Do this: Count every line where "werden" occurs. Give the total alone.

Data items:
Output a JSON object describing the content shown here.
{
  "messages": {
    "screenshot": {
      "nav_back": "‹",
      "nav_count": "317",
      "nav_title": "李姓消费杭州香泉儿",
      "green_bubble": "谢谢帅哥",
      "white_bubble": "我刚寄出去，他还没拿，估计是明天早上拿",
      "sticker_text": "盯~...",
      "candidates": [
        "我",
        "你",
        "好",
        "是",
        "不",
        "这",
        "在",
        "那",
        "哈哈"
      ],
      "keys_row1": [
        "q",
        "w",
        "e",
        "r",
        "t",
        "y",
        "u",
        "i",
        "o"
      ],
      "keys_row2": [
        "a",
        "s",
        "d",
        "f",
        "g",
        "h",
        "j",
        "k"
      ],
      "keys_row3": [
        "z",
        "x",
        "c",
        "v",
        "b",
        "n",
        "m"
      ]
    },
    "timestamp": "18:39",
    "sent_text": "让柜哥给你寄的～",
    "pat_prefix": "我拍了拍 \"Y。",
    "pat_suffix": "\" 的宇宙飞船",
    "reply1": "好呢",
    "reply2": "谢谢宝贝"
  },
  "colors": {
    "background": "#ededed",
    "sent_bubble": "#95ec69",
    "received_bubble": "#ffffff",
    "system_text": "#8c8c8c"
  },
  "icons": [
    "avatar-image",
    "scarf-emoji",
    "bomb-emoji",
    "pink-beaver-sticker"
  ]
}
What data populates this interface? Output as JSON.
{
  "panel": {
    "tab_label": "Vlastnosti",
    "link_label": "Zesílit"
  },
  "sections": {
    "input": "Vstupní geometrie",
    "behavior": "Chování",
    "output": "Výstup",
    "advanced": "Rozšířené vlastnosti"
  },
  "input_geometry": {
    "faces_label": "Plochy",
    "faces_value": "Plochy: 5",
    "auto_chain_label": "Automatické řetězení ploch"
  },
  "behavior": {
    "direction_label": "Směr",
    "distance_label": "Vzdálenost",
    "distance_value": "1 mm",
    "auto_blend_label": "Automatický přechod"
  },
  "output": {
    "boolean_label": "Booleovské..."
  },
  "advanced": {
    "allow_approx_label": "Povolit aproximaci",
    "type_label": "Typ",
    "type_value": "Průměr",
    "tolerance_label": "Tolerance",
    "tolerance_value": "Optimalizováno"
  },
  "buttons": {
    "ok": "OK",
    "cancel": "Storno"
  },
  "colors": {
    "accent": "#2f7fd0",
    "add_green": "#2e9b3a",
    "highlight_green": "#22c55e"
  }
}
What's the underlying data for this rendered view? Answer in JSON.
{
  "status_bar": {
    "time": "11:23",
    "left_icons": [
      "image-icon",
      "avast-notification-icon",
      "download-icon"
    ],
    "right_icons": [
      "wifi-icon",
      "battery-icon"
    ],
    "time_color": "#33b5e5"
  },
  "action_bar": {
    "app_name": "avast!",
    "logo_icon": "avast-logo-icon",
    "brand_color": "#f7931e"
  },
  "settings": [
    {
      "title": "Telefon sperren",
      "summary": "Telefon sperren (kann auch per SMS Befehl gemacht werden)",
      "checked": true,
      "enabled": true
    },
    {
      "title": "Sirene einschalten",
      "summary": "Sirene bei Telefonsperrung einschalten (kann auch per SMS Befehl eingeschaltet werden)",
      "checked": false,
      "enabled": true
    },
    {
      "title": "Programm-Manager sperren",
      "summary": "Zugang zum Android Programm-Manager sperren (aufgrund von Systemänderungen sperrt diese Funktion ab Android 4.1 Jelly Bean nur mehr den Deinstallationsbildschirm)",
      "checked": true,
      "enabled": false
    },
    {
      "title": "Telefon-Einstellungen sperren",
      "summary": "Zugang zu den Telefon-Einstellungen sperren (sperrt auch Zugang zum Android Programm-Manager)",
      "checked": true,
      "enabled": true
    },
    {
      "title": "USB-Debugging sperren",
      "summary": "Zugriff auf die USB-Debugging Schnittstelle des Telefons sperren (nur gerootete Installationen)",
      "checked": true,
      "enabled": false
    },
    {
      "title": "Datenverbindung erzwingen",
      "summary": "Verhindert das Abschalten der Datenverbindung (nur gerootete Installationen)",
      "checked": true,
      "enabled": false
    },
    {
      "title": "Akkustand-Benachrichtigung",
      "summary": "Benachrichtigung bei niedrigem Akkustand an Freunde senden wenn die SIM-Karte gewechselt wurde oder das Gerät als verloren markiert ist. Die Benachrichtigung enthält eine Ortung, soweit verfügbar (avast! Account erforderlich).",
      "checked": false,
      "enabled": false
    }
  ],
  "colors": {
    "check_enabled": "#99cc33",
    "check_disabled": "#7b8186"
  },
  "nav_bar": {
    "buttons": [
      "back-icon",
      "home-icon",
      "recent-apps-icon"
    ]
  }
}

Solution to this problem: 2